* **SHORT EXERCISE**:
Print each of the entries exactly, leaving nothing out.

=== INFORMATION GIVEN ===

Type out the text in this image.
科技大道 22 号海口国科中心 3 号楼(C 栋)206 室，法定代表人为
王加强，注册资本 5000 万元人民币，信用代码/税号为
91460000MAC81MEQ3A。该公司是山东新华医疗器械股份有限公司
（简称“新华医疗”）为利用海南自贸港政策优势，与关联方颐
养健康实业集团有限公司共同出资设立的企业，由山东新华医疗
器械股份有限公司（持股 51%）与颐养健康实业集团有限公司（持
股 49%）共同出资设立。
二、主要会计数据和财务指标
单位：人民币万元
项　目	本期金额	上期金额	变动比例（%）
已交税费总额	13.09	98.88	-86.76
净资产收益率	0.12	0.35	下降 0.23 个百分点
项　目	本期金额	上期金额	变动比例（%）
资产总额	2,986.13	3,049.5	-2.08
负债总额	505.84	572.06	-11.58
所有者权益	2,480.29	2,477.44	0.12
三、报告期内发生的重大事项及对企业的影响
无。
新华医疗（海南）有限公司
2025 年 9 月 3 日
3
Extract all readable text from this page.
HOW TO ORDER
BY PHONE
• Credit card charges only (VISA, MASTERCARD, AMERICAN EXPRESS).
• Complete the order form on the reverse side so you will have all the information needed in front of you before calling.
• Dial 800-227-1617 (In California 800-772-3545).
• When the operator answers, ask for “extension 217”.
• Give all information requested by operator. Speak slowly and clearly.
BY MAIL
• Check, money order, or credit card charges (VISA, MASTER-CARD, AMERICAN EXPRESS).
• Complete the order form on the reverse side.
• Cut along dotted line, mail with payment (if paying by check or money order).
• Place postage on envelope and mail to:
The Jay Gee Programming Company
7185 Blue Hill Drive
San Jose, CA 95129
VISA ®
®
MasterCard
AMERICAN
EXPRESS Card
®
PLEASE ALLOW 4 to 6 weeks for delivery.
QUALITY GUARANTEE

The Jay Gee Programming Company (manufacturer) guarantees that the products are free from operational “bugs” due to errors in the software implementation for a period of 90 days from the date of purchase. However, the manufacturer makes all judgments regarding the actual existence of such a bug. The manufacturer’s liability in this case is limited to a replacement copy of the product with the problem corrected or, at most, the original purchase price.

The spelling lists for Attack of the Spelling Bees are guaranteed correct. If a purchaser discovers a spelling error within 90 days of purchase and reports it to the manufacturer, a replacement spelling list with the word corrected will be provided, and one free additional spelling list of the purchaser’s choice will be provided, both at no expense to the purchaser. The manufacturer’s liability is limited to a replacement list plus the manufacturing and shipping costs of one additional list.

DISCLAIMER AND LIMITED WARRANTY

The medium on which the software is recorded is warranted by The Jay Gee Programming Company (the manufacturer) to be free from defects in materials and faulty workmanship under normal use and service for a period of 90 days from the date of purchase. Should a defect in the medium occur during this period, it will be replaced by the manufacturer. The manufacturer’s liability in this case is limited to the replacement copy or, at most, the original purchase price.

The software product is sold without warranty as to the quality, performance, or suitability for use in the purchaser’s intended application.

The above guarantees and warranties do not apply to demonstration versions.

===

* **WRITTEN SOLUTION**:
Type out the text in this image.
科技大道 22 号海口国科中心 3 号楼(C 栋)206 室，法定代表人为
王加强，注册资本 5000 万元人民币，信用代码/税号为
91460000MAC81MEQ3A。该公司是山东新华医疗器械股份有限公司
（简称“新华医疗”）为利用海南自贸港政策优势，与关联方颐
养健康实业集团有限公司共同出资设立的企业，由山东新华医疗
器械股份有限公司（持股 51%）与颐养健康实业集团有限公司（持
股 49%）共同出资设立。
二、主要会计数据和财务指标
单位：人民币万元
项　目	本期金额	上期金额	变动比例（%）
已交税费总额	13.09	98.88	-86.76
净资产收益率	0.12	0.35	下降 0.23 个百分点
项　目	本期金额	上期金额	变动比例（%）
资产总额	2,986.13	3,049.5	-2.08
负债总额	505.84	572.06	-11.58
所有者权益	2,480.29	2,477.44	0.12
三、报告期内发生的重大事项及对企业的影响
无。
新华医疗（海南）有限公司
2025 年 9 月 3 日
3
Extract all readable text from this page.
HOW TO ORDER
BY PHONE
• Credit card charges only (VISA, MASTERCARD, AMERICAN EXPRESS).
• Complete the order form on the reverse side so you will have all the information needed in front of you before calling.
• Dial 800-227-1617 (In California 800-772-3545).
• When the operator answers, ask for “extension 217”.
• Give all information requested by operator. Speak slowly and clearly.
BY MAIL
• Check, money order, or credit card charges (VISA, MASTER-CARD, AMERICAN EXPRESS).
• Complete the order form on the reverse side.
• Cut along dotted line, mail with payment (if paying by check or money order).
• Place postage on envelope and mail to:
The Jay Gee Programming Company
7185 Blue Hill Drive
San Jose, CA 95129
VISA ®
®
MasterCard
AMERICAN
EXPRESS Card
®
PLEASE ALLOW 4 to 6 weeks for delivery.
QUALITY GUARANTEE

The Jay Gee Programming Company (manufacturer) guarantees that the products are free from operational “bugs” due to errors in the software implementation for a period of 90 days from the date of purchase. However, the manufacturer makes all judgments regarding the actual existence of such a bug. The manufacturer’s liability in this case is limited to a replacement copy of the product with the problem corrected or, at most, the original purchase price.

The spelling lists for Attack of the Spelling Bees are guaranteed correct. If a purchaser discovers a spelling error within 90 days of purchase and reports it to the manufacturer, a replacement spelling list with the word corrected will be provided, and one free additional spelling list of the purchaser’s choice will be provided, both at no expense to the purchaser. The manufacturer’s liability is limited to a replacement list plus the manufacturing and shipping costs of one additional list.

DISCLAIMER AND LIMITED WARRANTY

The medium on which the software is recorded is warranted by The Jay Gee Programming Company (the manufacturer) to be free from defects in materials and faulty workmanship under normal use and service for a period of 90 days from the date of purchase. Should a defect in the medium occur during this period, it will be replaced by the manufacturer. The manufacturer’s liability in this case is limited to the replacement copy or, at most, the original purchase price.

The software product is sold without warranty as to the quality, performance, or suitability for use in the purchaser’s intended application.

The above guarantees and warranties do not apply to demonstration versions.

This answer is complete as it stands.